→ **Problem statement**:
All of the lines below are to be transcribed faithfully, with pictures excluded from the copy.

→ **Records for this task**:
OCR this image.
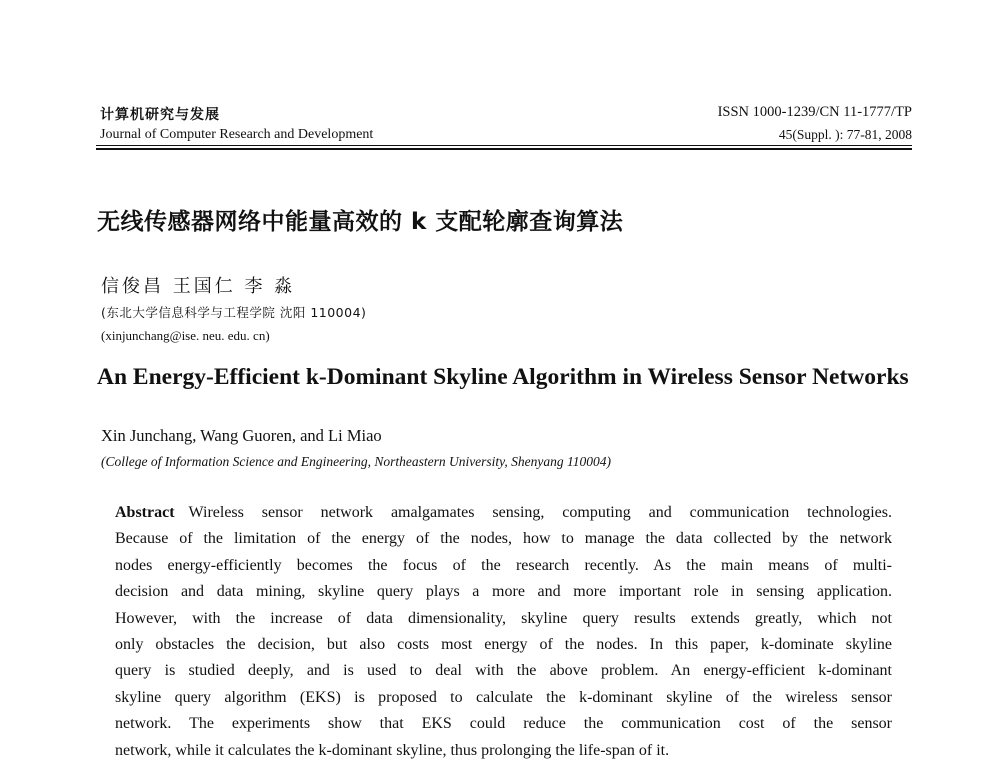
计算机研究与发展
Journal of Computer Research and Development
ISSN 1000-1239/CN 11-1777/TP
45(Suppl. ): 77-81, 2008
无线传感器网络中能量高效的 k 支配轮廓查询算法
信俊昌 王国仁 李 淼
(东北大学信息科学与工程学院 沈阳 110004)
(xinjunchang@ise. neu. edu. cn)
An Energy-Efficient k-Dominant Skyline Algorithm in Wireless Sensor Networks
Xin Junchang, Wang Guoren, and Li Miao
(College of Information Science and Engineering, Northeastern University, Shenyang 110004)
Abstract Wireless sensor network amalgamates sensing, computing and communication technologies.
Because of the limitation of the energy of the nodes, how to manage the data collected by the network
nodes energy-efficiently becomes the focus of the research recently. As the main means of multi-
decision and data mining, skyline query plays a more and more important role in sensing application.
However, with the increase of data dimensionality, skyline query results extends greatly, which not
only obstacles the decision, but also costs most energy of the nodes. In this paper, k-dominate skyline
query is studied deeply, and is used to deal with the above problem. An energy-efficient k-dominant
skyline query algorithm (EKS) is proposed to calculate the k-dominant skyline of the wireless sensor
network. The experiments show that EKS could reduce the communication cost of the sensor
network, while it calculates the k-dominant skyline, thus prolonging the life-span of it.
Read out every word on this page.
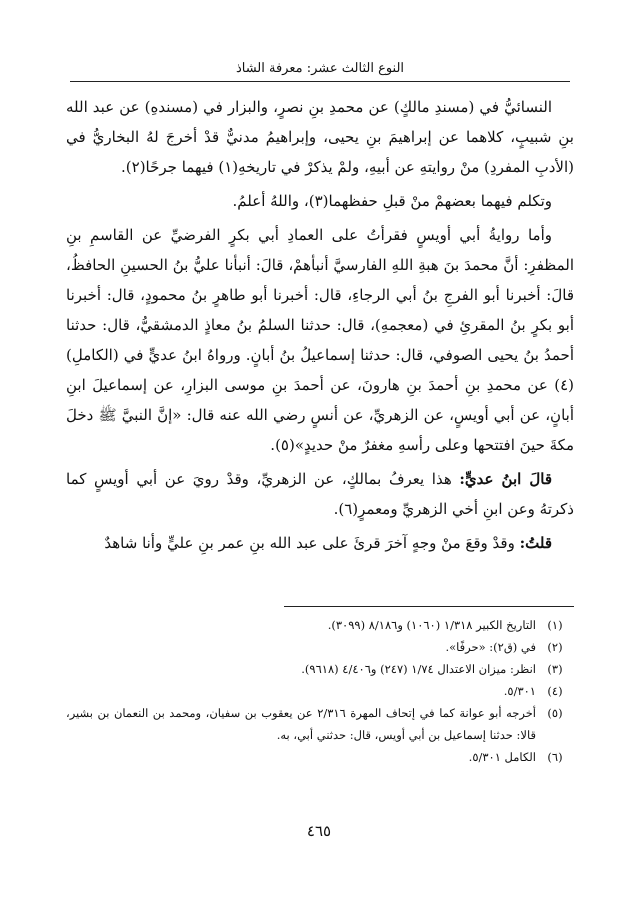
النوع الثالث عشر: معرفة الشاذ

النسائيُّ في (مسندِ مالكٍ) عن محمدِ بنِ نصرٍ، والبزار في (مسندهِ) عن عبد الله بنِ شبيبٍ، كلاهما عن إبراهيمَ بنِ يحيى، وإبراهيمُ مدنيٌّ قدْ أخرجَ لهُ البخاريُّ في (الأدبِ المفردِ) منْ روايتهِ عن أبيهِ، ولمْ يذكرْ في تاريخهِ(١) فيهما جرحًا(٢).

وتكلم فيهما بعضهمْ منْ قبلِ حفظهما(٣)، واللهُ أعلمُ.

وأما روايةُ أبي أويسٍ فقرأتُ على العمادِ أبي بكرٍ الفرضيِّ عن القاسمِ بنِ المظفرِ: أنَّ محمدَ بنَ هبةِ اللهِ الفارسيَّ أنبأهمْ، قالَ: أنبأنا عليُّ بنُ الحسينِ الحافظُ، قالَ: أخبرنا أبو الفرجِ بنُ أبي الرجاءِ، قال: أخبرنا أبو طاهرٍ بنُ محمودٍ، قال: أخبرنا أبو بكرٍ بنُ المقرئِ في (معجمهِ)، قال: حدثنا السلمُ بنُ معاذٍ الدمشقيُّ، قال: حدثنا أحمدُ بنُ يحيى الصوفي، قال: حدثنا إسماعيلُ بنُ أبانٍ. ورواهُ ابنُ عديٍّ في (الكاملِ)(٤) عن محمدِ بنِ أحمدَ بنِ هارونَ، عن أحمدَ بنِ موسى البزارِ، عن إسماعيلَ ابنِ أبانٍ، عن أبي أويسٍ، عن الزهريِّ، عن أنسٍ رضي الله عنه قال: «إنَّ النبيَّ ﷺ دخلَ مكةَ حينَ افتتحها وعلى رأسهِ مغفرٌ منْ حديدٍ»(٥).

قالَ ابنُ عديٍّ: هذا يعرفُ بمالكٍ، عن الزهريِّ، وقدْ رويَ عن أبي أويسٍ كما ذكرتهُ وعن ابنِ أخي الزهريِّ ومعمرٍ(٦).

قلتُ: وقدْ وقعَ منْ وجهٍ آخرَ قرئَ على عبد الله بنِ عمر بنِ عليٍّ وأنا شاهدٌ

(١)
التاريخ الكبير ١/٣١٨ (١٠٦٠) و٨/١٨٦ (٣٠٩٩).
(٢)
في (ق٢): «حرفًا».
(٣)
انظر: ميزان الاعتدال ١/٧٤ (٢٤٧) و٤/٤٠٦ (٩٦١٨).
(٤)
٥/٣٠١.
(٥)
أخرجه أبو عوانة كما في إتحاف المهرة ٢/٣١٦ عن يعقوب بن سفيان، ومحمد بن النعمان بن بشير، قالا: حدثنا إسماعيل بن أبي أويس، قال: حدثني أبي، به.
(٦)
الكامل ٥/٣٠١.
٤٦٥
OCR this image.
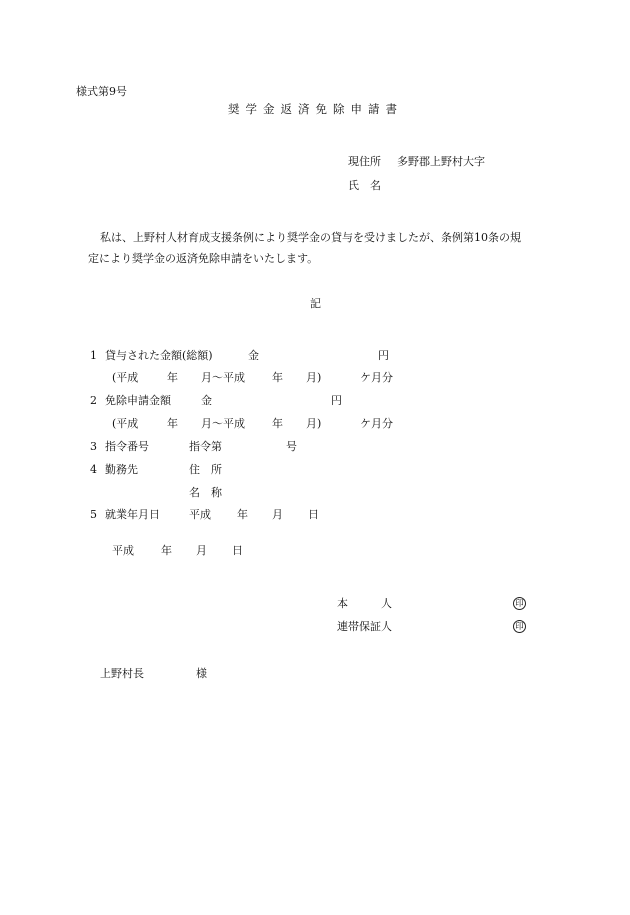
様式第9号
奨学金返済免除申請書
現住所 多野郡上野村大字
氏　名
私は、上野村人材育成支援条例により奨学金の貸与を受けましたが、条例第10条の規
定により奨学金の返済免除申請をいたします。
記
1 貸与された金額(総額)	金	円
(平成	年 月〜平成 年 月)	ケ月分
2 免除申請金額	金	円
(平成	年 月〜平成 年 月)	ケ月分
3 指令番号	指令第	号
4 勤務先	住　所
名　称
5 就業年月日	平成 年 月 日
平成 年 月 日
本　　　人	印
連帯保証人	印
上野村長	様
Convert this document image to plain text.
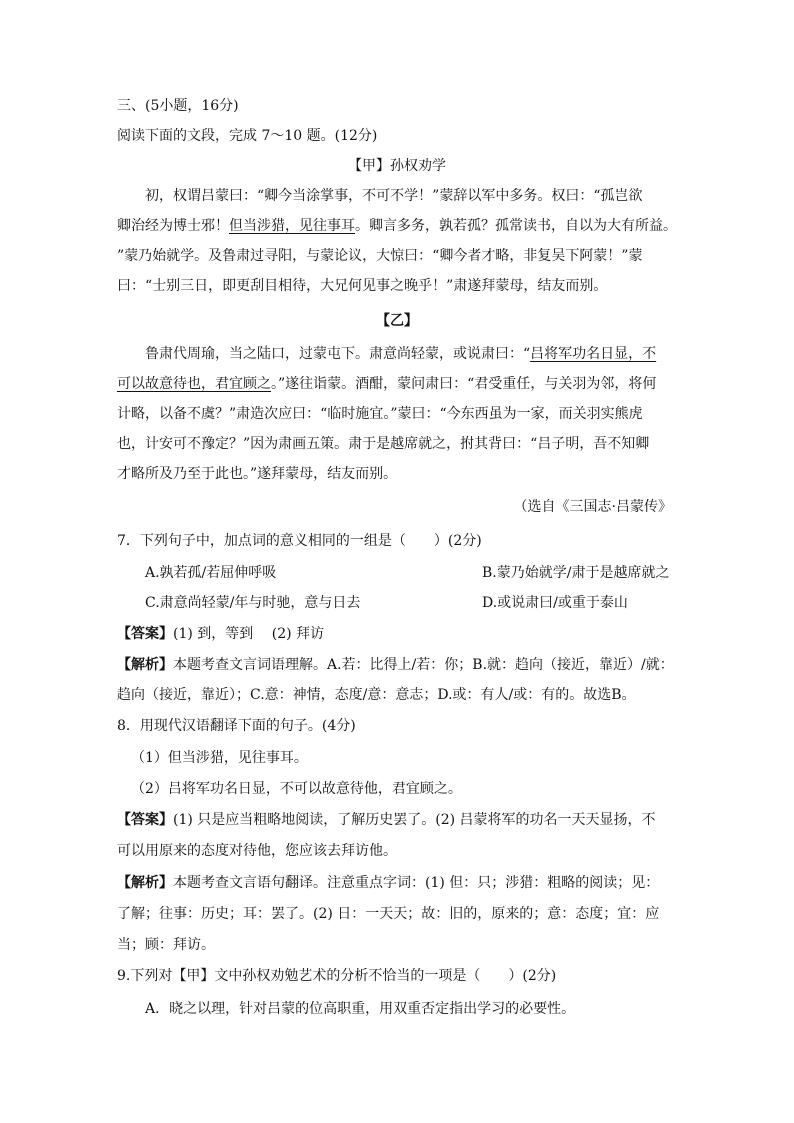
三、(5小题，16分)
阅读下面的文段，完成 7～10 题。(12分)
【甲】孙权劝学
初，权谓吕蒙曰：“卿今当涂掌事，不可不学！”蒙辞以军中多务。权曰：“孤岂欲
卿治经为博士邪！但当涉猎，见往事耳。卿言多务，孰若孤？孤常读书，自以为大有所益。
”蒙乃始就学。及鲁肃过寻阳，与蒙论议，大惊曰：“卿今者才略，非复吴下阿蒙！”蒙
曰：“士别三日，即更刮目相待，大兄何见事之晚乎！”肃遂拜蒙母，结友而别。
【乙】
鲁肃代周瑜，当之陆口，过蒙屯下。肃意尚轻蒙，或说肃曰：“吕将军功名日显，不
可以故意待也，君宜顾之。”遂往诣蒙。酒酣，蒙问肃曰：“君受重任，与关羽为邻，将何
计略，以备不虞？”肃造次应曰：“临时施宜。”蒙曰：“今东西虽为一家，而关羽实熊虎
也，计安可不豫定？”因为肃画五策。肃于是越席就之，拊其背曰：“吕子明，吾不知卿
才略所及乃至于此也。”遂拜蒙母，结友而别。
（选自《三国志·吕蒙传》
7．下列句子中，加点词的意义相同的一组是（　　）(2分)
A.孰若孤/若屈伸呼吸	B.蒙乃始就学/肃于是越席就之
C.肃意尚轻蒙/年与时驰，意与日去	D.或说肃曰/或重于泰山
【答案】(1) 到，等到　 (2) 拜访
【解析】本题考查文言词语理解。A.若：比得上/若：你；B.就：趋向（接近，靠近）/就：
趋向（接近，靠近）；C.意：神情，态度/意：意志；D.或：有人/或：有的。故选B。
8．用现代汉语翻译下面的句子。(4分)
（1）但当涉猎，见往事耳。
（2）吕将军功名日显，不可以故意待他，君宜顾之。
【答案】(1) 只是应当粗略地阅读，了解历史罢了。(2) 吕蒙将军的功名一天天显扬，不
可以用原来的态度对待他，您应该去拜访他。
【解析】本题考查文言语句翻译。注意重点字词：(1) 但：只；涉猎：粗略的阅读；见：
了解；往事：历史；耳：罢了。(2) 日：一天天；故：旧的，原来的；意：态度；宜：应
当；顾：拜访。
9.下列对【甲】文中孙权劝勉艺术的分析不恰当的一项是（　　）(2分)
A．晓之以理，针对吕蒙的位高职重，用双重否定指出学习的必要性。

→ **Completed task**:
OCR this image.
计算机研究与发展
Journal of Computer Research and Development
ISSN 1000-1239/CN 11-1777/TP
45(Suppl. ): 77-81, 2008
无线传感器网络中能量高效的 k 支配轮廓查询算法
信俊昌 王国仁 李 淼
(东北大学信息科学与工程学院 沈阳 110004)
(xinjunchang@ise. neu. edu. cn)
An Energy-Efficient k-Dominant Skyline Algorithm in Wireless Sensor Networks
Xin Junchang, Wang Guoren, and Li Miao
(College of Information Science and Engineering, Northeastern University, Shenyang 110004)
Abstract Wireless sensor network amalgamates sensing, computing and communication technologies.
Because of the limitation of the energy of the nodes, how to manage the data collected by the network
nodes energy-efficiently becomes the focus of the research recently. As the main means of multi-
decision and data mining, skyline query plays a more and more important role in sensing application.
However, with the increase of data dimensionality, skyline query results extends greatly, which not
only obstacles the decision, but also costs most energy of the nodes. In this paper, k-dominate skyline
query is studied deeply, and is used to deal with the above problem. An energy-efficient k-dominant
skyline query algorithm (EKS) is proposed to calculate the k-dominant skyline of the wireless sensor
network. The experiments show that EKS could reduce the communication cost of the sensor
network, while it calculates the k-dominant skyline, thus prolonging the life-span of it.
Read out every word on this page.
النوع الثالث عشر: معرفة الشاذ

النسائيُّ في (مسندِ مالكٍ) عن محمدِ بنِ نصرٍ، والبزار في (مسندهِ) عن عبد الله بنِ شبيبٍ، كلاهما عن إبراهيمَ بنِ يحيى، وإبراهيمُ مدنيٌّ قدْ أخرجَ لهُ البخاريُّ في (الأدبِ المفردِ) منْ روايتهِ عن أبيهِ، ولمْ يذكرْ في تاريخهِ(١) فيهما جرحًا(٢).

وتكلم فيهما بعضهمْ منْ قبلِ حفظهما(٣)، واللهُ أعلمُ.

وأما روايةُ أبي أويسٍ فقرأتُ على العمادِ أبي بكرٍ الفرضيِّ عن القاسمِ بنِ المظفرِ: أنَّ محمدَ بنَ هبةِ اللهِ الفارسيَّ أنبأهمْ، قالَ: أنبأنا عليُّ بنُ الحسينِ الحافظُ، قالَ: أخبرنا أبو الفرجِ بنُ أبي الرجاءِ، قال: أخبرنا أبو طاهرٍ بنُ محمودٍ، قال: أخبرنا أبو بكرٍ بنُ المقرئِ في (معجمهِ)، قال: حدثنا السلمُ بنُ معاذٍ الدمشقيُّ، قال: حدثنا أحمدُ بنُ يحيى الصوفي، قال: حدثنا إسماعيلُ بنُ أبانٍ. ورواهُ ابنُ عديٍّ في (الكاملِ)(٤) عن محمدِ بنِ أحمدَ بنِ هارونَ، عن أحمدَ بنِ موسى البزارِ، عن إسماعيلَ ابنِ أبانٍ، عن أبي أويسٍ، عن الزهريِّ، عن أنسٍ رضي الله عنه قال: «إنَّ النبيَّ ﷺ دخلَ مكةَ حينَ افتتحها وعلى رأسهِ مغفرٌ منْ حديدٍ»(٥).

قالَ ابنُ عديٍّ: هذا يعرفُ بمالكٍ، عن الزهريِّ، وقدْ رويَ عن أبي أويسٍ كما ذكرتهُ وعن ابنِ أخي الزهريِّ ومعمرٍ(٦).

قلتُ: وقدْ وقعَ منْ وجهٍ آخرَ قرئَ على عبد الله بنِ عمر بنِ عليٍّ وأنا شاهدٌ

(١)
التاريخ الكبير ١/٣١٨ (١٠٦٠) و٨/١٨٦ (٣٠٩٩).
(٢)
في (ق٢): «حرفًا».
(٣)
انظر: ميزان الاعتدال ١/٧٤ (٢٤٧) و٤/٤٠٦ (٩٦١٨).
(٤)
٥/٣٠١.
(٥)
أخرجه أبو عوانة كما في إتحاف المهرة ٢/٣١٦ عن يعقوب بن سفيان، ومحمد بن النعمان بن بشير، قالا: حدثنا إسماعيل بن أبي أويس، قال: حدثني أبي، به.
(٦)
الكامل ٥/٣٠١.
٤٦٥
OCR this image.
様式第9号
奨学金返済免除申請書
現住所 多野郡上野村大字
氏　名
私は、上野村人材育成支援条例により奨学金の貸与を受けましたが、条例第10条の規
定により奨学金の返済免除申請をいたします。
記
1 貸与された金額(総額)	金	円
(平成	年 月〜平成 年 月)	ケ月分
2 免除申請金額	金	円
(平成	年 月〜平成 年 月)	ケ月分
3 指令番号	指令第	号
4 勤務先	住　所
名　称
5 就業年月日	平成 年 月 日
平成 年 月 日
本　　　人	印
連帯保証人	印
上野村長	様
Convert this document image to plain text.
三、(5小题，16分)
阅读下面的文段，完成 7～10 题。(12分)
【甲】孙权劝学
初，权谓吕蒙曰：“卿今当涂掌事，不可不学！”蒙辞以军中多务。权曰：“孤岂欲
卿治经为博士邪！但当涉猎，见往事耳。卿言多务，孰若孤？孤常读书，自以为大有所益。
”蒙乃始就学。及鲁肃过寻阳，与蒙论议，大惊曰：“卿今者才略，非复吴下阿蒙！”蒙
曰：“士别三日，即更刮目相待，大兄何见事之晚乎！”肃遂拜蒙母，结友而别。
【乙】
鲁肃代周瑜，当之陆口，过蒙屯下。肃意尚轻蒙，或说肃曰：“吕将军功名日显，不
可以故意待也，君宜顾之。”遂往诣蒙。酒酣，蒙问肃曰：“君受重任，与关羽为邻，将何
计略，以备不虞？”肃造次应曰：“临时施宜。”蒙曰：“今东西虽为一家，而关羽实熊虎
也，计安可不豫定？”因为肃画五策。肃于是越席就之，拊其背曰：“吕子明，吾不知卿
才略所及乃至于此也。”遂拜蒙母，结友而别。
（选自《三国志·吕蒙传》
7．下列句子中，加点词的意义相同的一组是（　　）(2分)
A.孰若孤/若屈伸呼吸	B.蒙乃始就学/肃于是越席就之
C.肃意尚轻蒙/年与时驰，意与日去	D.或说肃曰/或重于泰山
【答案】(1) 到，等到　 (2) 拜访
【解析】本题考查文言词语理解。A.若：比得上/若：你；B.就：趋向（接近，靠近）/就：
趋向（接近，靠近）；C.意：神情，态度/意：意志；D.或：有人/或：有的。故选B。
8．用现代汉语翻译下面的句子。(4分)
（1）但当涉猎，见往事耳。
（2）吕将军功名日显，不可以故意待他，君宜顾之。
【答案】(1) 只是应当粗略地阅读，了解历史罢了。(2) 吕蒙将军的功名一天天显扬，不
可以用原来的态度对待他，您应该去拜访他。
【解析】本题考查文言语句翻译。注意重点字词：(1) 但：只；涉猎：粗略的阅读；见：
了解；往事：历史；耳：罢了。(2) 日：一天天；故：旧的，原来的；意：态度；宜：应
当；顾：拜访。
9.下列对【甲】文中孙权劝勉艺术的分析不恰当的一项是（　　）(2分)
A．晓之以理，针对吕蒙的位高职重，用双重否定指出学习的必要性。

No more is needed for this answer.